§ **Task prompt**
Copy each line in the data that includes the word "structured".

§ **Provided information**
==*==

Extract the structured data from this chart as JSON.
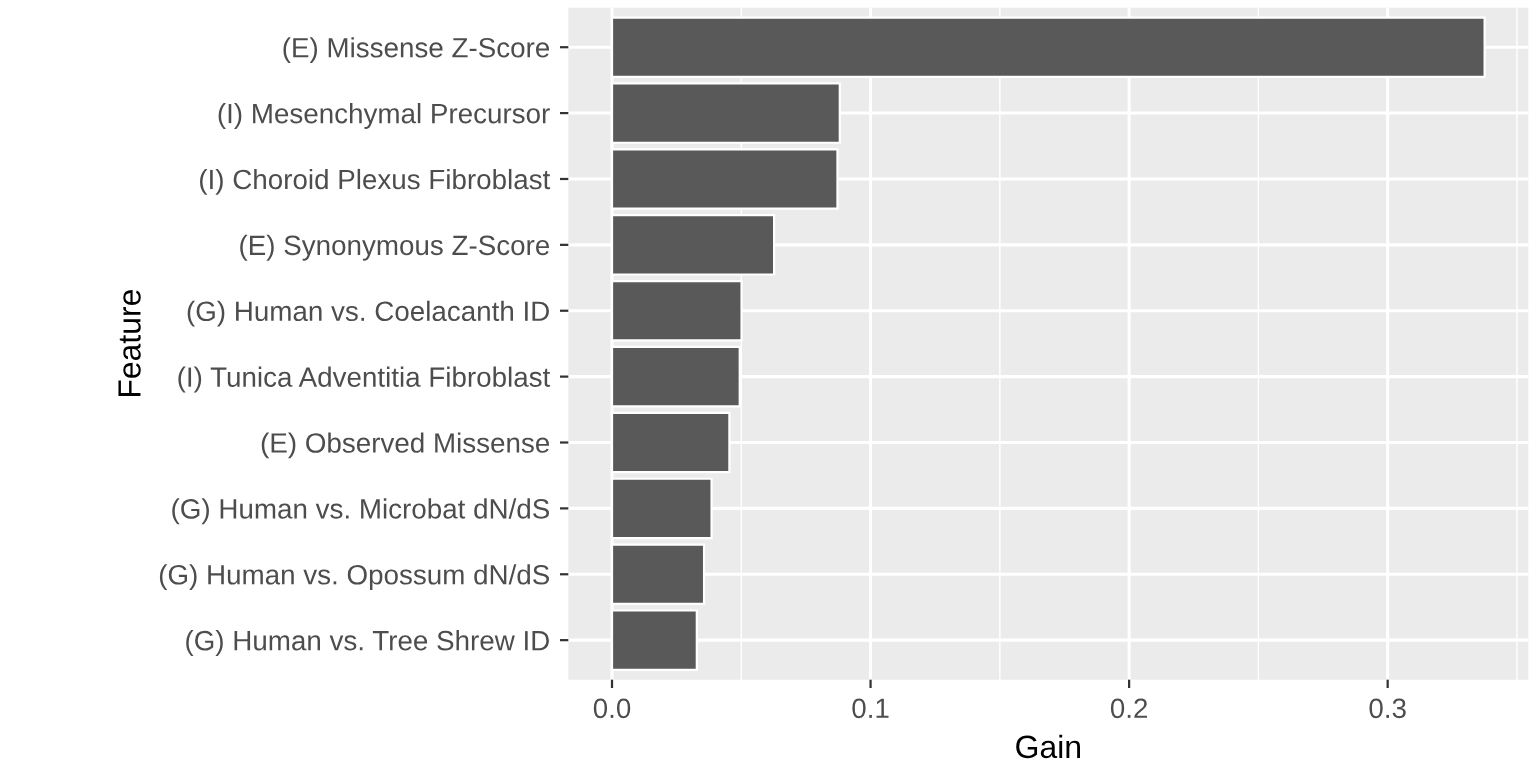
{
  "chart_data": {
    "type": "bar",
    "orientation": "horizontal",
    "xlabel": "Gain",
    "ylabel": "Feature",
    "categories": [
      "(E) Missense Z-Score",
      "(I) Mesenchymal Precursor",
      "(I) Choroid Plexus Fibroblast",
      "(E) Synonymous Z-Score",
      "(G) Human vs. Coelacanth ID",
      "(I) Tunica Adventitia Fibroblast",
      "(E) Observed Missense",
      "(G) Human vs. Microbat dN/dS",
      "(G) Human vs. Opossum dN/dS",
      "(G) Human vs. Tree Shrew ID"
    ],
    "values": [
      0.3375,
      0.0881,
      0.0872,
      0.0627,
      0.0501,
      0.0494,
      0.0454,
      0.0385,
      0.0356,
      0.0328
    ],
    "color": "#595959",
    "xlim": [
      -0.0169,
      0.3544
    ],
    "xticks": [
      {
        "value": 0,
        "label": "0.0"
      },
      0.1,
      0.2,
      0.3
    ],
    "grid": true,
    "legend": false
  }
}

==*==

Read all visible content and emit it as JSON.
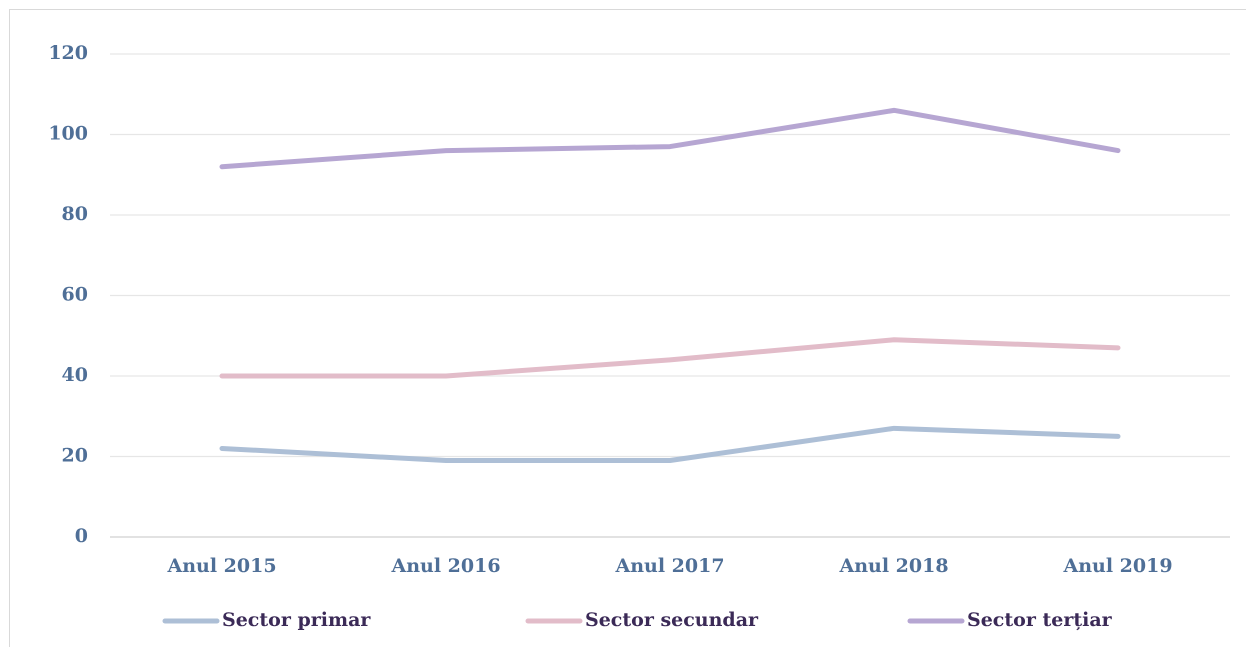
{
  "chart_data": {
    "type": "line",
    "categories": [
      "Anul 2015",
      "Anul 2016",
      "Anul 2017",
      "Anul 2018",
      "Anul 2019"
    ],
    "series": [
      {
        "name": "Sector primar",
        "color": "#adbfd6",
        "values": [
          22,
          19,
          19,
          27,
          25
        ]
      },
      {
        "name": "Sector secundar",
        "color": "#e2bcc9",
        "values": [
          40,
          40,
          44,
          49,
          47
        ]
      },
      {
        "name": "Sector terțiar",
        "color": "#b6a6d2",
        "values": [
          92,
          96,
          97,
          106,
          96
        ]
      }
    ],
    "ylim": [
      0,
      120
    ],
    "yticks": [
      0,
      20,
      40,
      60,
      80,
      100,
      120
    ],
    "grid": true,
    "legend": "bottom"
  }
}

==*==

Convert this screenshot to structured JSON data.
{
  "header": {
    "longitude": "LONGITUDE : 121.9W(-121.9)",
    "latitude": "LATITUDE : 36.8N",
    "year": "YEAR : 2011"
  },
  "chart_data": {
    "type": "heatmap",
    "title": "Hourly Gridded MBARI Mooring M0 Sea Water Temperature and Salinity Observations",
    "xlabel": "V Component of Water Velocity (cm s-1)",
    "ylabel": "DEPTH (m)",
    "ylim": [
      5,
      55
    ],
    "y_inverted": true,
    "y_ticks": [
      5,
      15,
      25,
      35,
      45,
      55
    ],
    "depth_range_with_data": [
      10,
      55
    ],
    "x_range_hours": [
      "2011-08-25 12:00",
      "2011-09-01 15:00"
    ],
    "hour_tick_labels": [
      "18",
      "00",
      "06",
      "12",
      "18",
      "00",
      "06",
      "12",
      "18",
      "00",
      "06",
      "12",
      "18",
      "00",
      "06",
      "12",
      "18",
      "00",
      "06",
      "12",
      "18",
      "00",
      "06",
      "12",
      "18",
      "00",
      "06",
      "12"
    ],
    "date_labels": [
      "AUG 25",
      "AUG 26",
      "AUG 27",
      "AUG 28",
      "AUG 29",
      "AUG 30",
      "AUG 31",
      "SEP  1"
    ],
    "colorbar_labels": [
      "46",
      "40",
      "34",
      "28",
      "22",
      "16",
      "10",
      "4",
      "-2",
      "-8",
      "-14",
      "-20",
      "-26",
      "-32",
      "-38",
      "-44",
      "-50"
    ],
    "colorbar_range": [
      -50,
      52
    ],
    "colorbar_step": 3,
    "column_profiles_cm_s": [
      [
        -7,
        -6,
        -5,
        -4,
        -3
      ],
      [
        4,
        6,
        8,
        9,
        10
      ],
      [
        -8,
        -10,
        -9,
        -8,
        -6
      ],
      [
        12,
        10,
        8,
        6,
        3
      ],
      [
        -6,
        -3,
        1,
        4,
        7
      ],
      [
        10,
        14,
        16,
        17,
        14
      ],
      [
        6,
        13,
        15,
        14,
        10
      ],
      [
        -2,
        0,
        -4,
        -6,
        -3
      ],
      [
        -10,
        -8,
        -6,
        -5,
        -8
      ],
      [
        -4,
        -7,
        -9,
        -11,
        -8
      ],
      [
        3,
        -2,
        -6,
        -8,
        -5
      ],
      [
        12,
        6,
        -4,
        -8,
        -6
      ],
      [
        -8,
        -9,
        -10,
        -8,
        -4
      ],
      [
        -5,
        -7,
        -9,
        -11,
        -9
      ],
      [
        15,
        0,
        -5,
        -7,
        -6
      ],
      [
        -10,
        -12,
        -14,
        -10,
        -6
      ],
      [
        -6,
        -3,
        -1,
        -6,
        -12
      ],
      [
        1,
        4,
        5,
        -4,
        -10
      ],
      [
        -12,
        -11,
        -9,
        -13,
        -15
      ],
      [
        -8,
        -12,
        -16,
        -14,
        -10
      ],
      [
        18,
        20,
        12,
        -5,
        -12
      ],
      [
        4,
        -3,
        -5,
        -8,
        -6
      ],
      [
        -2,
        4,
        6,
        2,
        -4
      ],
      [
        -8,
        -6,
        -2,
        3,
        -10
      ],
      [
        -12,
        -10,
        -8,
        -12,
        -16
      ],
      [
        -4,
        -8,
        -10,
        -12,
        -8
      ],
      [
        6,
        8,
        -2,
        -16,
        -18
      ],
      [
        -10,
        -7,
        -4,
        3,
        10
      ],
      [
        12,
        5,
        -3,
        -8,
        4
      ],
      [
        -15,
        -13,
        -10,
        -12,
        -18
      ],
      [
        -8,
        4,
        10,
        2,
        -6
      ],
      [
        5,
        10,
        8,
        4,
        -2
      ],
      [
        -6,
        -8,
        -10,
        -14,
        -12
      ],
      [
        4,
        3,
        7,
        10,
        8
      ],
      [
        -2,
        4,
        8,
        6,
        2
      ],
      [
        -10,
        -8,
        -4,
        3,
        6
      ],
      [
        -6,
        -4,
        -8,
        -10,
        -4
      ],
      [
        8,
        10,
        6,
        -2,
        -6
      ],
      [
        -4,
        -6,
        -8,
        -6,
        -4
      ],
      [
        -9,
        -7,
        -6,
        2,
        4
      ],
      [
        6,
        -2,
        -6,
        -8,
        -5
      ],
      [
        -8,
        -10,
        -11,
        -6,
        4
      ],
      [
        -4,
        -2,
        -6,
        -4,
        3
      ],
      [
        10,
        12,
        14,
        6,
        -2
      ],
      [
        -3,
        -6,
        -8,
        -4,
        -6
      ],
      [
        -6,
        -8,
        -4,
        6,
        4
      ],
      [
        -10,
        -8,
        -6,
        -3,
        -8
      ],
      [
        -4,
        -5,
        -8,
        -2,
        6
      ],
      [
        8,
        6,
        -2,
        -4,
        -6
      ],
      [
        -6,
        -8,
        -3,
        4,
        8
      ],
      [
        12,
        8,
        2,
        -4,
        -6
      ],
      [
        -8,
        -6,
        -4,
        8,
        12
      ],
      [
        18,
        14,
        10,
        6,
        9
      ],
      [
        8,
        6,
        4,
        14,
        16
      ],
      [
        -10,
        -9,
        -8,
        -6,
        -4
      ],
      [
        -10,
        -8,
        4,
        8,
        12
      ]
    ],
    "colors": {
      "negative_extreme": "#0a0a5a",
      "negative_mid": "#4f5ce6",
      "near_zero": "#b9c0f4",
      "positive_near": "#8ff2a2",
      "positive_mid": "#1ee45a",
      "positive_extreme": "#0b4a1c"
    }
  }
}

==*==

§ **The solution**
Extract the structured data from this chart as JSON.
Convert this screenshot to structured JSON data.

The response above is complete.